*Required work*
In full and without alteration, repeat the material.

## begin Records to use

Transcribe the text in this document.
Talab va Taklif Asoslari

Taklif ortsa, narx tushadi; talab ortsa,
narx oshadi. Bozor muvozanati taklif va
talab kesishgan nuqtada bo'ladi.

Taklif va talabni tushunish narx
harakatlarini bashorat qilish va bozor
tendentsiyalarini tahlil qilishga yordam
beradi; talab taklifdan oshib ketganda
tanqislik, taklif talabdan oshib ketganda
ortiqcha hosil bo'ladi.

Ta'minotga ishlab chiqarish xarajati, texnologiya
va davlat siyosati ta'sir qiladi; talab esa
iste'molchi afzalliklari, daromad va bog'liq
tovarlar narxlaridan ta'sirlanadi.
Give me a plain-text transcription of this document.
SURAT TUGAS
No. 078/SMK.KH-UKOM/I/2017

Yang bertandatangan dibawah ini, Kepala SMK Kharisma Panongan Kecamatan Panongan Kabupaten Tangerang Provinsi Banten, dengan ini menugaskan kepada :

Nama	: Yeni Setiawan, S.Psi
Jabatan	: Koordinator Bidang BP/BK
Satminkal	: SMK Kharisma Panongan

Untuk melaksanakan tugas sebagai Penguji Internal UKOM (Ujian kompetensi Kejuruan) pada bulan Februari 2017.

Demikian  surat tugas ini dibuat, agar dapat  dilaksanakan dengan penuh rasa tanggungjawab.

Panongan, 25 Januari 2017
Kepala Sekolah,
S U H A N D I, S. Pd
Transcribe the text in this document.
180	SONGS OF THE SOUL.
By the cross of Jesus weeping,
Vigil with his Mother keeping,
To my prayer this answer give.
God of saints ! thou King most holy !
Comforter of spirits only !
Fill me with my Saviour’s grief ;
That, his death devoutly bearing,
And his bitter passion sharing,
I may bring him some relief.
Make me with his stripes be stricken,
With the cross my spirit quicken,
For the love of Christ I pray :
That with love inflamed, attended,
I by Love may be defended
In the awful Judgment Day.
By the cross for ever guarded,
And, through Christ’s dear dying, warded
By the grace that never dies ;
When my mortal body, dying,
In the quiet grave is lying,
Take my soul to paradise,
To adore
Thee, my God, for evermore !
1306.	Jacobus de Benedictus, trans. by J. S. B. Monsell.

## end Records to use

*Task result*
Transcribe the text in this document.
Talab va Taklif Asoslari

Taklif ortsa, narx tushadi; talab ortsa,
narx oshadi. Bozor muvozanati taklif va
talab kesishgan nuqtada bo'ladi.

Taklif va talabni tushunish narx
harakatlarini bashorat qilish va bozor
tendentsiyalarini tahlil qilishga yordam
beradi; talab taklifdan oshib ketganda
tanqislik, taklif talabdan oshib ketganda
ortiqcha hosil bo'ladi.

Ta'minotga ishlab chiqarish xarajati, texnologiya
va davlat siyosati ta'sir qiladi; talab esa
iste'molchi afzalliklari, daromad va bog'liq
tovarlar narxlaridan ta'sirlanadi.
Give me a plain-text transcription of this document.
SURAT TUGAS
No. 078/SMK.KH-UKOM/I/2017

Yang bertandatangan dibawah ini, Kepala SMK Kharisma Panongan Kecamatan Panongan Kabupaten Tangerang Provinsi Banten, dengan ini menugaskan kepada :

Nama	: Yeni Setiawan, S.Psi
Jabatan	: Koordinator Bidang BP/BK
Satminkal	: SMK Kharisma Panongan

Untuk melaksanakan tugas sebagai Penguji Internal UKOM (Ujian kompetensi Kejuruan) pada bulan Februari 2017.

Demikian  surat tugas ini dibuat, agar dapat  dilaksanakan dengan penuh rasa tanggungjawab.

Panongan, 25 Januari 2017
Kepala Sekolah,
S U H A N D I, S. Pd
Transcribe the text in this document.
180	SONGS OF THE SOUL.
By the cross of Jesus weeping,
Vigil with his Mother keeping,
To my prayer this answer give.
God of saints ! thou King most holy !
Comforter of spirits only !
Fill me with my Saviour’s grief ;
That, his death devoutly bearing,
And his bitter passion sharing,
I may bring him some relief.
Make me with his stripes be stricken,
With the cross my spirit quicken,
For the love of Christ I pray :
That with love inflamed, attended,
I by Love may be defended
In the awful Judgment Day.
By the cross for ever guarded,
And, through Christ’s dear dying, warded
By the grace that never dies ;
When my mortal body, dying,
In the quiet grave is lying,
Take my soul to paradise,
To adore
Thee, my God, for evermore !
1306.	Jacobus de Benedictus, trans. by J. S. B. Monsell.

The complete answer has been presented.